++++ RECORDED DATA ++++

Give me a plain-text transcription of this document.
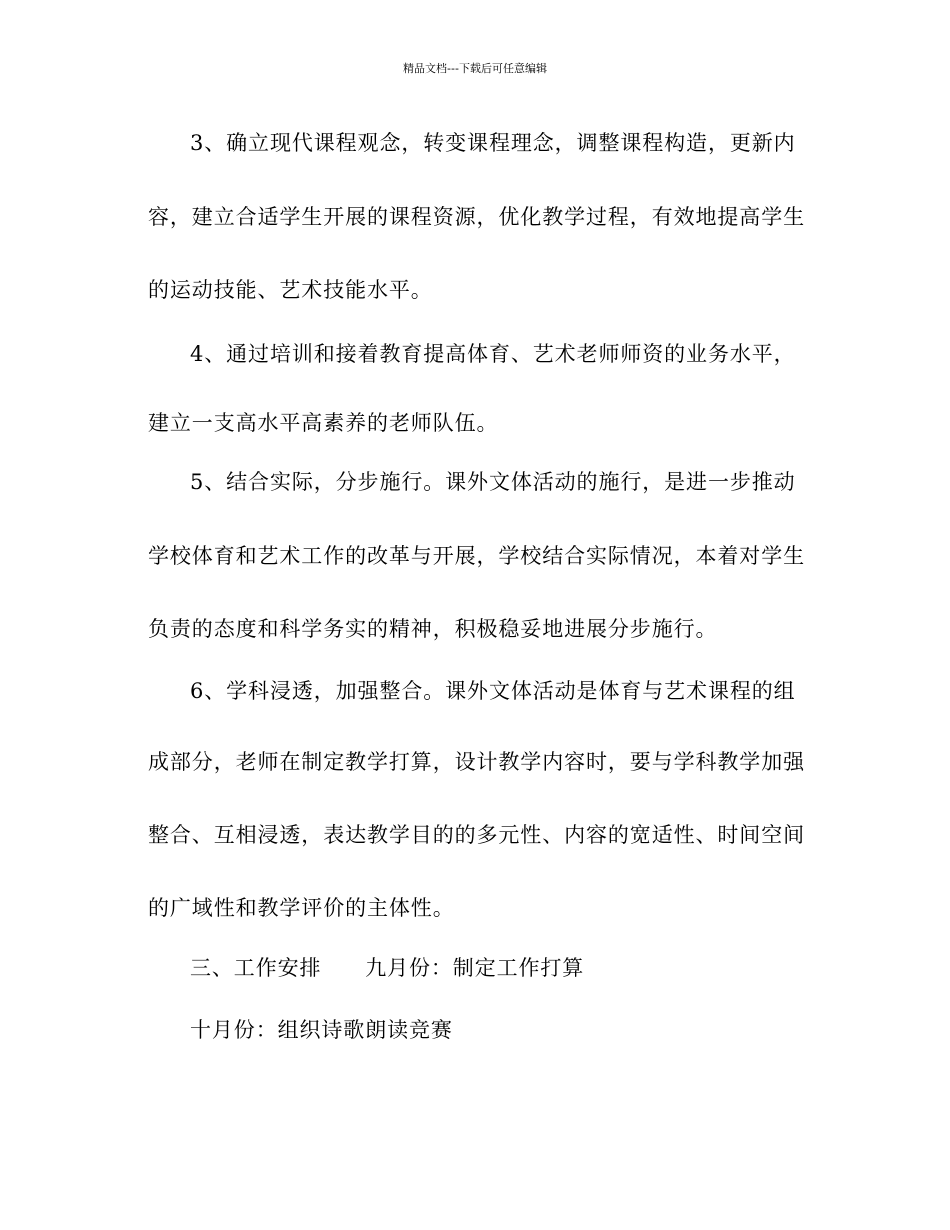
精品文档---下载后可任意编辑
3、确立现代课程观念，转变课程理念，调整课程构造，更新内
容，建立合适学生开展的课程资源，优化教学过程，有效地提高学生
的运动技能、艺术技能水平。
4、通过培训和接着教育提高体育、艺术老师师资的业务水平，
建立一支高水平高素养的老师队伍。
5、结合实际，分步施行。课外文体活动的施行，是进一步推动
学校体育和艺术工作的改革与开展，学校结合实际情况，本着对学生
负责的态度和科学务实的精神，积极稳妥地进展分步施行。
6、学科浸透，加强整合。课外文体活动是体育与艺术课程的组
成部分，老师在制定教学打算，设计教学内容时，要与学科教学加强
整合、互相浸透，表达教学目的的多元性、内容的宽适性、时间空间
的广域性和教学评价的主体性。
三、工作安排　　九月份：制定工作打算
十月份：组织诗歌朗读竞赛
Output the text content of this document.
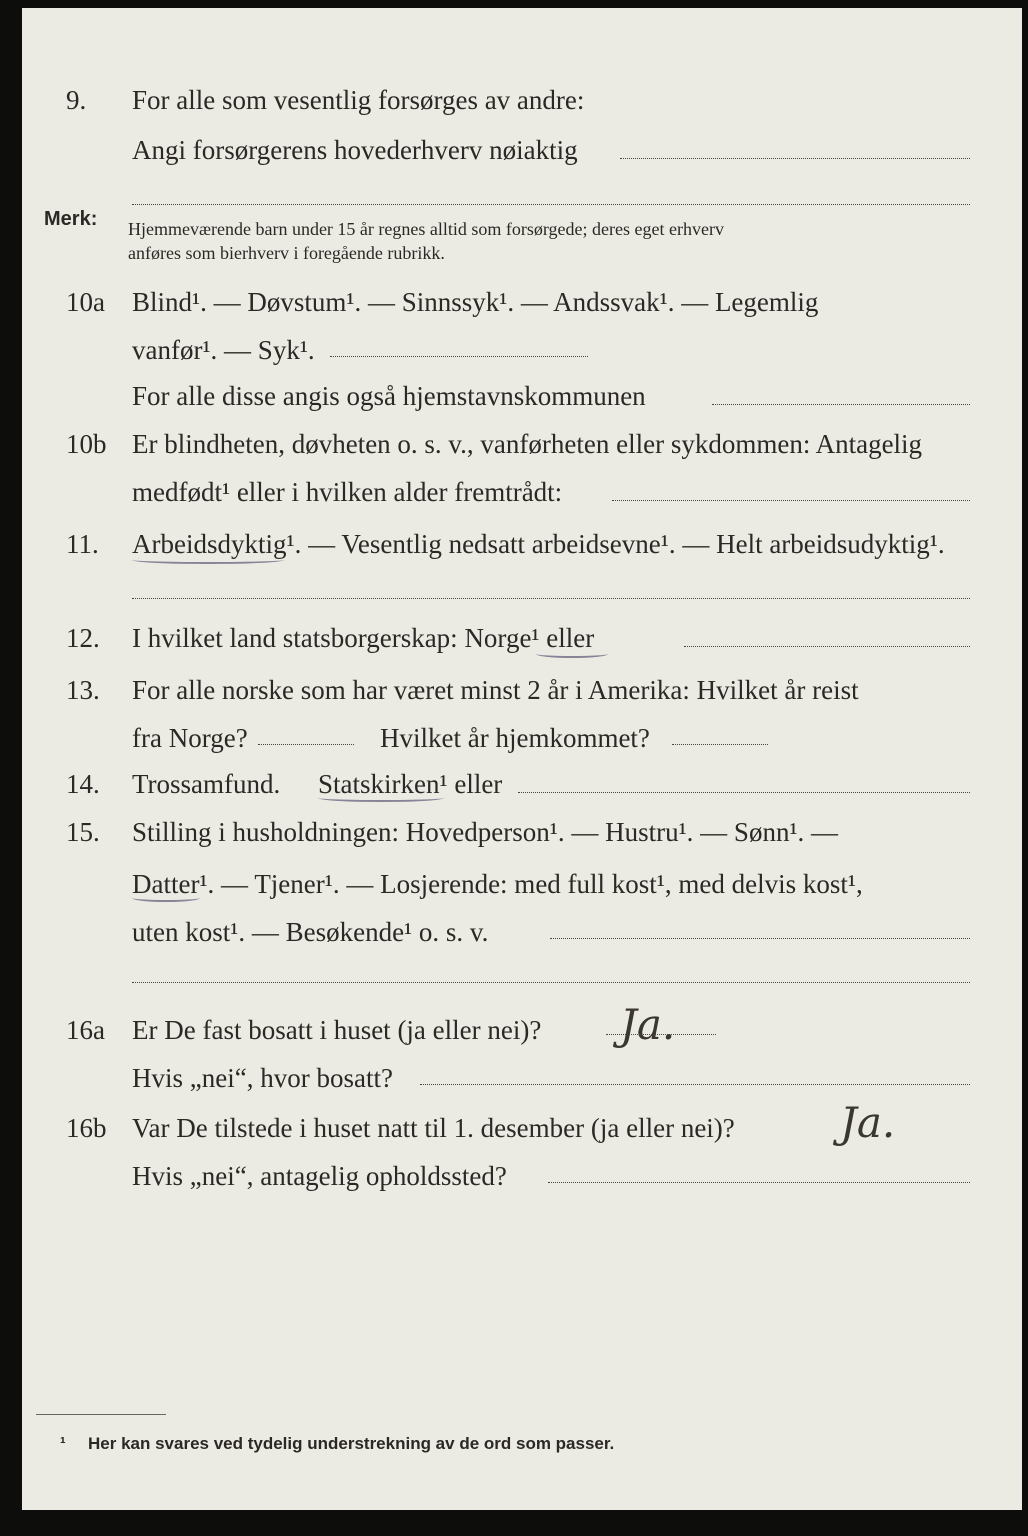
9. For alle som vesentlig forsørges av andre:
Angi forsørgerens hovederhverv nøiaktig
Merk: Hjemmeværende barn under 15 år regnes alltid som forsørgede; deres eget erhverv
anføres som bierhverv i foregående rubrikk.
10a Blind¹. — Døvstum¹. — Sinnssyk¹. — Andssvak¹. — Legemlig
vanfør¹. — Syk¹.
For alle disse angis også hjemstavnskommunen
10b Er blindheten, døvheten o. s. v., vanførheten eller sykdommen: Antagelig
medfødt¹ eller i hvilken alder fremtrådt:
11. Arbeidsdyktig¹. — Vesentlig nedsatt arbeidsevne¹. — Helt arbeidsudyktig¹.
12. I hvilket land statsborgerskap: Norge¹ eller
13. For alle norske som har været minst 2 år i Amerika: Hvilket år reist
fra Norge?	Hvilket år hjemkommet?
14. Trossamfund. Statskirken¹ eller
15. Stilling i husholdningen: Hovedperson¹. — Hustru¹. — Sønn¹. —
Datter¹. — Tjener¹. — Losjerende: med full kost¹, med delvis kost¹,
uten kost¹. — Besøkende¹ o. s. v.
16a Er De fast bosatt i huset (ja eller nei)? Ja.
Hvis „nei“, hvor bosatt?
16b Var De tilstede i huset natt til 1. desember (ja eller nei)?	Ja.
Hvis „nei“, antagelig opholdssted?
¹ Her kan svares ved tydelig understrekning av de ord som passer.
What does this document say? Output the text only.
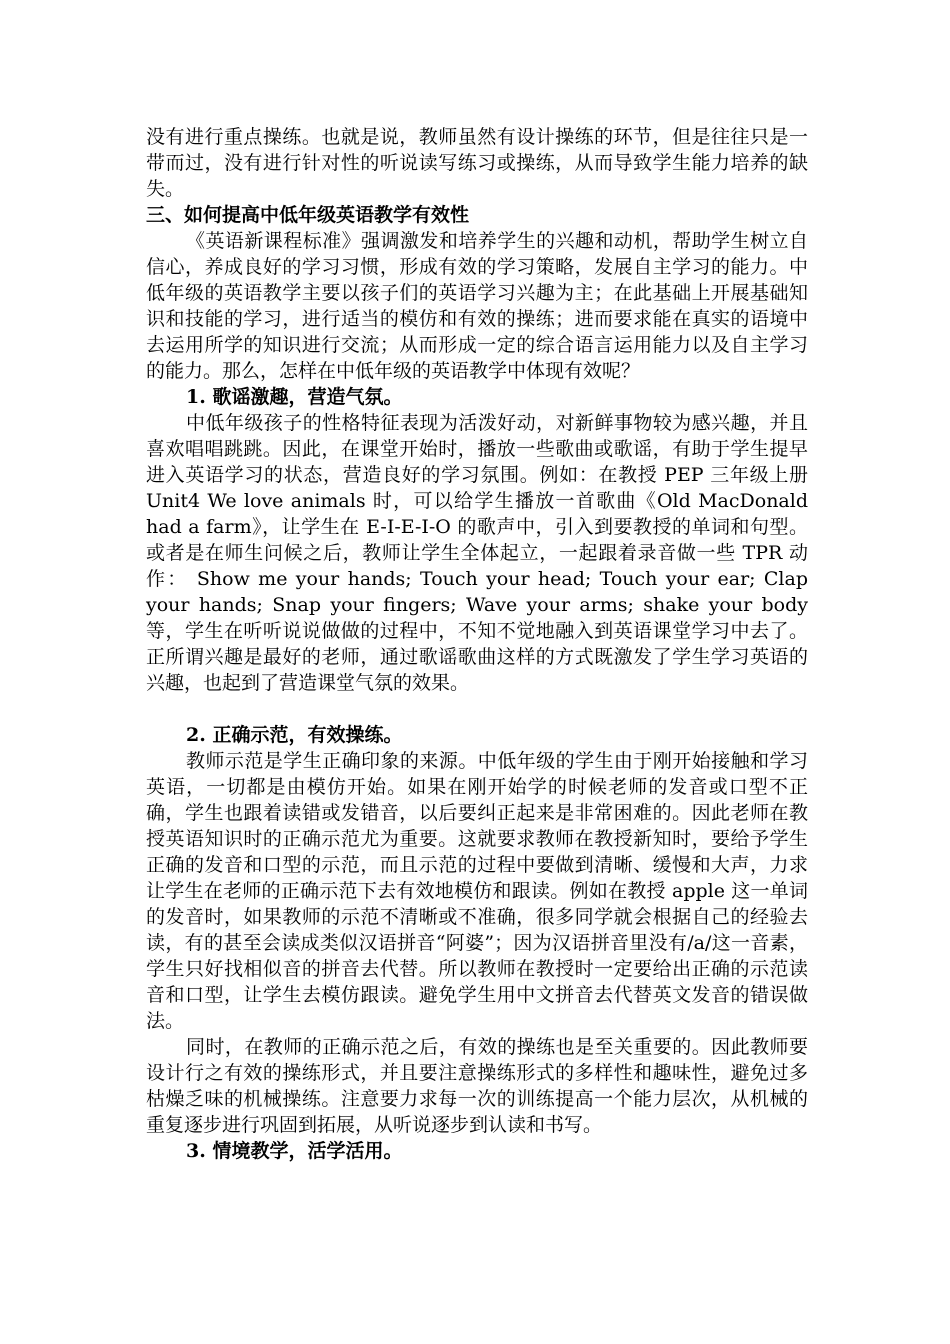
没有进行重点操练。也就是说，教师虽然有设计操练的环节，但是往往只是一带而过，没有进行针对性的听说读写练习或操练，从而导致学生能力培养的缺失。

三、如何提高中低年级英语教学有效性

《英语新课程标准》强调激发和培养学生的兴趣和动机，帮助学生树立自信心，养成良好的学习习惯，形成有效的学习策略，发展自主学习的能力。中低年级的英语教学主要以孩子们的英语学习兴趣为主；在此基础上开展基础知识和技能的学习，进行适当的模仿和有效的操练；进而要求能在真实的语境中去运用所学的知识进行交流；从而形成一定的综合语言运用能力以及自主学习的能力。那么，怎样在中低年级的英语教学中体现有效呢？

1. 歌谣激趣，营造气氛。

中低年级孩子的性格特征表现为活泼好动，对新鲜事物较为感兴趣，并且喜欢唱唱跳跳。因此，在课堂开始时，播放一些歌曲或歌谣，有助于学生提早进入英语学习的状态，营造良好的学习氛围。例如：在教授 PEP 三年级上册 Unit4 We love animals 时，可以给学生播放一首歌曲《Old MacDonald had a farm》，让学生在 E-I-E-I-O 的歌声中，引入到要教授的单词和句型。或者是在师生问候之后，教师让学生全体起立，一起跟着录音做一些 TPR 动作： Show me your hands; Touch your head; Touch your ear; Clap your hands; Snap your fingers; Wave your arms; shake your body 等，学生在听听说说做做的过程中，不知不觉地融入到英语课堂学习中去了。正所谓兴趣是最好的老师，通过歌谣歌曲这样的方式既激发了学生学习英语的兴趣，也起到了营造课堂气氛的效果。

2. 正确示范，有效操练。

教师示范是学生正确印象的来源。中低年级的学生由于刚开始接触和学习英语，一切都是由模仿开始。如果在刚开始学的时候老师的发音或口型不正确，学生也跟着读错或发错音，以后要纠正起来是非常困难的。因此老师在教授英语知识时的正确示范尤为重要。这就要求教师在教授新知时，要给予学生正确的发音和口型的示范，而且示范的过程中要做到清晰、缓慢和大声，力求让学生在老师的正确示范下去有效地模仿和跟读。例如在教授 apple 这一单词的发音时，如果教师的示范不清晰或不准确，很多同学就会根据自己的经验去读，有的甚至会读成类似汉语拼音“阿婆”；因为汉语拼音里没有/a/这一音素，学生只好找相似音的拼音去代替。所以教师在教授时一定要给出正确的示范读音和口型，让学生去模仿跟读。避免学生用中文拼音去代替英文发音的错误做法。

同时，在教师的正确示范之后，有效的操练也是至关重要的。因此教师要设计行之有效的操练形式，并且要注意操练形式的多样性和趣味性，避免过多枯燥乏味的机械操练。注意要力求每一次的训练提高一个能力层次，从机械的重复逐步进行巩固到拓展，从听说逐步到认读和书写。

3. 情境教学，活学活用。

++++

## YOUR TASK
Go through the data above and transcribe it in full, omitting any image.

## TASK OUTPUT
Give me a plain-text transcription of this document.
精品文档---下载后可任意编辑
3、确立现代课程观念，转变课程理念，调整课程构造，更新内
容，建立合适学生开展的课程资源，优化教学过程，有效地提高学生
的运动技能、艺术技能水平。
4、通过培训和接着教育提高体育、艺术老师师资的业务水平，
建立一支高水平高素养的老师队伍。
5、结合实际，分步施行。课外文体活动的施行，是进一步推动
学校体育和艺术工作的改革与开展，学校结合实际情况，本着对学生
负责的态度和科学务实的精神，积极稳妥地进展分步施行。
6、学科浸透，加强整合。课外文体活动是体育与艺术课程的组
成部分，老师在制定教学打算，设计教学内容时，要与学科教学加强
整合、互相浸透，表达教学目的的多元性、内容的宽适性、时间空间
的广域性和教学评价的主体性。
三、工作安排　　九月份：制定工作打算
十月份：组织诗歌朗读竞赛
Output the text content of this document.
9. For alle som vesentlig forsørges av andre:
Angi forsørgerens hovederhverv nøiaktig
Merk: Hjemmeværende barn under 15 år regnes alltid som forsørgede; deres eget erhverv
anføres som bierhverv i foregående rubrikk.
10a Blind¹. — Døvstum¹. — Sinnssyk¹. — Andssvak¹. — Legemlig
vanfør¹. — Syk¹.
For alle disse angis også hjemstavnskommunen
10b Er blindheten, døvheten o. s. v., vanførheten eller sykdommen: Antagelig
medfødt¹ eller i hvilken alder fremtrådt:
11. Arbeidsdyktig¹. — Vesentlig nedsatt arbeidsevne¹. — Helt arbeidsudyktig¹.
12. I hvilket land statsborgerskap: Norge¹ eller
13. For alle norske som har været minst 2 år i Amerika: Hvilket år reist
fra Norge?	Hvilket år hjemkommet?
14. Trossamfund. Statskirken¹ eller
15. Stilling i husholdningen: Hovedperson¹. — Hustru¹. — Sønn¹. —
Datter¹. — Tjener¹. — Losjerende: med full kost¹, med delvis kost¹,
uten kost¹. — Besøkende¹ o. s. v.
16a Er De fast bosatt i huset (ja eller nei)? Ja.
Hvis „nei“, hvor bosatt?
16b Var De tilstede i huset natt til 1. desember (ja eller nei)?	Ja.
Hvis „nei“, antagelig opholdssted?
¹ Her kan svares ved tydelig understrekning av de ord som passer.
What does this document say? Output the text only.
没有进行重点操练。也就是说，教师虽然有设计操练的环节，但是往往只是一带而过，没有进行针对性的听说读写练习或操练，从而导致学生能力培养的缺失。

三、如何提高中低年级英语教学有效性

《英语新课程标准》强调激发和培养学生的兴趣和动机，帮助学生树立自信心，养成良好的学习习惯，形成有效的学习策略，发展自主学习的能力。中低年级的英语教学主要以孩子们的英语学习兴趣为主；在此基础上开展基础知识和技能的学习，进行适当的模仿和有效的操练；进而要求能在真实的语境中去运用所学的知识进行交流；从而形成一定的综合语言运用能力以及自主学习的能力。那么，怎样在中低年级的英语教学中体现有效呢？

1. 歌谣激趣，营造气氛。

中低年级孩子的性格特征表现为活泼好动，对新鲜事物较为感兴趣，并且喜欢唱唱跳跳。因此，在课堂开始时，播放一些歌曲或歌谣，有助于学生提早进入英语学习的状态，营造良好的学习氛围。例如：在教授 PEP 三年级上册 Unit4 We love animals 时，可以给学生播放一首歌曲《Old MacDonald had a farm》，让学生在 E-I-E-I-O 的歌声中，引入到要教授的单词和句型。或者是在师生问候之后，教师让学生全体起立，一起跟着录音做一些 TPR 动作： Show me your hands; Touch your head; Touch your ear; Clap your hands; Snap your fingers; Wave your arms; shake your body 等，学生在听听说说做做的过程中，不知不觉地融入到英语课堂学习中去了。正所谓兴趣是最好的老师，通过歌谣歌曲这样的方式既激发了学生学习英语的兴趣，也起到了营造课堂气氛的效果。

2. 正确示范，有效操练。

教师示范是学生正确印象的来源。中低年级的学生由于刚开始接触和学习英语，一切都是由模仿开始。如果在刚开始学的时候老师的发音或口型不正确，学生也跟着读错或发错音，以后要纠正起来是非常困难的。因此老师在教授英语知识时的正确示范尤为重要。这就要求教师在教授新知时，要给予学生正确的发音和口型的示范，而且示范的过程中要做到清晰、缓慢和大声，力求让学生在老师的正确示范下去有效地模仿和跟读。例如在教授 apple 这一单词的发音时，如果教师的示范不清晰或不准确，很多同学就会根据自己的经验去读，有的甚至会读成类似汉语拼音“阿婆”；因为汉语拼音里没有/a/这一音素，学生只好找相似音的拼音去代替。所以教师在教授时一定要给出正确的示范读音和口型，让学生去模仿跟读。避免学生用中文拼音去代替英文发音的错误做法。

同时，在教师的正确示范之后，有效的操练也是至关重要的。因此教师要设计行之有效的操练形式，并且要注意操练形式的多样性和趣味性，避免过多枯燥乏味的机械操练。注意要力求每一次的训练提高一个能力层次，从机械的重复逐步进行巩固到拓展，从听说逐步到认读和书写。

3. 情境教学，活学活用。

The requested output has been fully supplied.